Dataset records
· · ·

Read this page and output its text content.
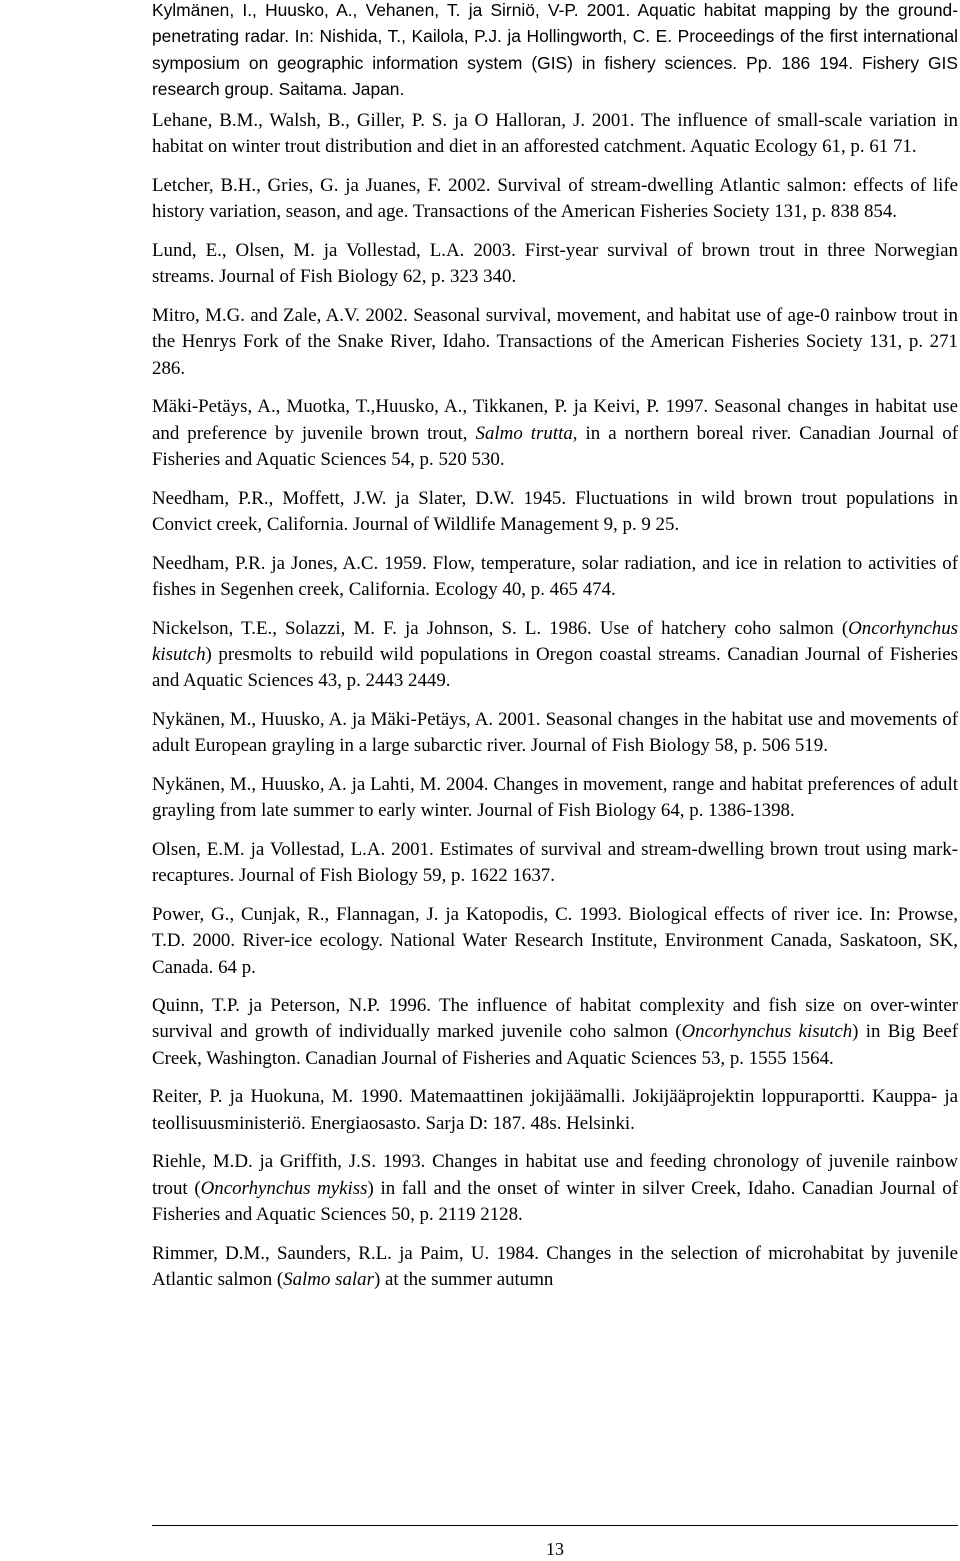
Kylmänen, I., Huusko, A., Vehanen, T. ja Sirniö, V-P. 2001. Aquatic habitat mapping by the ground-penetrating radar. In: Nishida, T., Kailola, P.J. ja Hollingworth, C. E. Proceedings of the first international symposium on geographic information system (GIS) in fishery sciences. Pp. 186 194. Fishery GIS research group. Saitama. Japan.

Lehane, B.M., Walsh, B., Giller, P. S. ja O Halloran, J. 2001. The influence of small-scale variation in habitat on winter trout distribution and diet in an afforested catchment. Aquatic Ecology 61, p. 61 71.

Letcher, B.H., Gries, G. ja Juanes, F. 2002. Survival of stream-dwelling Atlantic salmon: effects of life history variation, season, and age. Transactions of the American Fisheries Society 131, p. 838 854.

Lund, E., Olsen, M. ja Vollestad, L.A. 2003. First-year survival of brown trout in three Norwegian streams. Journal of Fish Biology 62, p. 323 340.

Mitro, M.G. and Zale, A.V. 2002. Seasonal survival, movement, and habitat use of age-0 rainbow trout in the Henrys Fork of the Snake River, Idaho. Transactions of the American Fisheries Society 131, p. 271 286.

Mäki-Petäys, A., Muotka, T.,Huusko, A., Tikkanen, P. ja Keivi, P. 1997. Seasonal changes in habitat use and preference by juvenile brown trout, Salmo trutta, in a northern boreal river. Canadian Journal of Fisheries and Aquatic Sciences 54, p. 520 530.

Needham, P.R., Moffett, J.W. ja Slater, D.W. 1945. Fluctuations in wild brown trout populations in Convict creek, California. Journal of Wildlife Management 9, p. 9 25.

Needham, P.R. ja Jones, A.C. 1959. Flow, temperature, solar radiation, and ice in relation to activities of fishes in Segenhen creek, California. Ecology 40, p. 465 474.

Nickelson, T.E., Solazzi, M. F. ja Johnson, S. L. 1986. Use of hatchery coho salmon (Oncorhynchus kisutch) presmolts to rebuild wild populations in Oregon coastal streams. Canadian Journal of Fisheries and Aquatic Sciences 43, p. 2443 2449.

Nykänen, M., Huusko, A. ja Mäki-Petäys, A. 2001. Seasonal changes in the habitat use and movements of adult European grayling in a large subarctic river. Journal of Fish Biology 58, p. 506 519.

Nykänen, M., Huusko, A. ja Lahti, M. 2004. Changes in movement, range and habitat preferences of adult grayling from late summer to early winter. Journal of Fish Biology 64, p. 1386-1398.

Olsen, E.M. ja Vollestad, L.A. 2001. Estimates of survival and stream-dwelling brown trout using mark-recaptures. Journal of Fish Biology 59, p. 1622 1637.

Power, G., Cunjak, R., Flannagan, J. ja Katopodis, C. 1993. Biological effects of river ice. In: Prowse, T.D. 2000. River-ice ecology. National Water Research Institute, Environment Canada, Saskatoon, SK, Canada. 64 p.

Quinn, T.P. ja Peterson, N.P. 1996. The influence of habitat complexity and fish size on over-winter survival and growth of individually marked juvenile coho salmon (Oncorhynchus kisutch) in Big Beef Creek, Washington. Canadian Journal of Fisheries and Aquatic Sciences 53, p. 1555 1564.

Reiter, P. ja Huokuna, M. 1990. Matemaattinen jokijäämalli. Jokijääprojektin loppuraportti. Kauppa- ja teollisuusministeriö. Energiaosasto. Sarja D: 187. 48s. Helsinki.

Riehle, M.D. ja Griffith, J.S. 1993. Changes in habitat use and feeding chronology of juvenile rainbow trout (Oncorhynchus mykiss) in fall and the onset of winter in silver Creek, Idaho. Canadian Journal of Fisheries and Aquatic Sciences 50, p. 2119 2128.

Rimmer, D.M., Saunders, R.L. ja Paim, U. 1984. Changes in the selection of microhabitat by juvenile Atlantic salmon (Salmo salar) at the summer autumn

13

· · ·

WORK INSTRUCTIONS:
Without the pictures, copy the material exactly as given.

RESULT:
Read this page and output its text content.
Kylmänen, I., Huusko, A., Vehanen, T. ja Sirniö, V-P. 2001. Aquatic habitat mapping by the ground-penetrating radar. In: Nishida, T., Kailola, P.J. ja Hollingworth, C. E. Proceedings of the first international symposium on geographic information system (GIS) in fishery sciences. Pp. 186 194. Fishery GIS research group. Saitama. Japan.

Lehane, B.M., Walsh, B., Giller, P. S. ja O Halloran, J. 2001. The influence of small-scale variation in habitat on winter trout distribution and diet in an afforested catchment. Aquatic Ecology 61, p. 61 71.

Letcher, B.H., Gries, G. ja Juanes, F. 2002. Survival of stream-dwelling Atlantic salmon: effects of life history variation, season, and age. Transactions of the American Fisheries Society 131, p. 838 854.

Lund, E., Olsen, M. ja Vollestad, L.A. 2003. First-year survival of brown trout in three Norwegian streams. Journal of Fish Biology 62, p. 323 340.

Mitro, M.G. and Zale, A.V. 2002. Seasonal survival, movement, and habitat use of age-0 rainbow trout in the Henrys Fork of the Snake River, Idaho. Transactions of the American Fisheries Society 131, p. 271 286.

Mäki-Petäys, A., Muotka, T.,Huusko, A., Tikkanen, P. ja Keivi, P. 1997. Seasonal changes in habitat use and preference by juvenile brown trout, Salmo trutta, in a northern boreal river. Canadian Journal of Fisheries and Aquatic Sciences 54, p. 520 530.

Needham, P.R., Moffett, J.W. ja Slater, D.W. 1945. Fluctuations in wild brown trout populations in Convict creek, California. Journal of Wildlife Management 9, p. 9 25.

Needham, P.R. ja Jones, A.C. 1959. Flow, temperature, solar radiation, and ice in relation to activities of fishes in Segenhen creek, California. Ecology 40, p. 465 474.

Nickelson, T.E., Solazzi, M. F. ja Johnson, S. L. 1986. Use of hatchery coho salmon (Oncorhynchus kisutch) presmolts to rebuild wild populations in Oregon coastal streams. Canadian Journal of Fisheries and Aquatic Sciences 43, p. 2443 2449.

Nykänen, M., Huusko, A. ja Mäki-Petäys, A. 2001. Seasonal changes in the habitat use and movements of adult European grayling in a large subarctic river. Journal of Fish Biology 58, p. 506 519.

Nykänen, M., Huusko, A. ja Lahti, M. 2004. Changes in movement, range and habitat preferences of adult grayling from late summer to early winter. Journal of Fish Biology 64, p. 1386-1398.

Olsen, E.M. ja Vollestad, L.A. 2001. Estimates of survival and stream-dwelling brown trout using mark-recaptures. Journal of Fish Biology 59, p. 1622 1637.

Power, G., Cunjak, R., Flannagan, J. ja Katopodis, C. 1993. Biological effects of river ice. In: Prowse, T.D. 2000. River-ice ecology. National Water Research Institute, Environment Canada, Saskatoon, SK, Canada. 64 p.

Quinn, T.P. ja Peterson, N.P. 1996. The influence of habitat complexity and fish size on over-winter survival and growth of individually marked juvenile coho salmon (Oncorhynchus kisutch) in Big Beef Creek, Washington. Canadian Journal of Fisheries and Aquatic Sciences 53, p. 1555 1564.

Reiter, P. ja Huokuna, M. 1990. Matemaattinen jokijäämalli. Jokijääprojektin loppuraportti. Kauppa- ja teollisuusministeriö. Energiaosasto. Sarja D: 187. 48s. Helsinki.

Riehle, M.D. ja Griffith, J.S. 1993. Changes in habitat use and feeding chronology of juvenile rainbow trout (Oncorhynchus mykiss) in fall and the onset of winter in silver Creek, Idaho. Canadian Journal of Fisheries and Aquatic Sciences 50, p. 2119 2128.

Rimmer, D.M., Saunders, R.L. ja Paim, U. 1984. Changes in the selection of microhabitat by juvenile Atlantic salmon (Salmo salar) at the summer autumn

13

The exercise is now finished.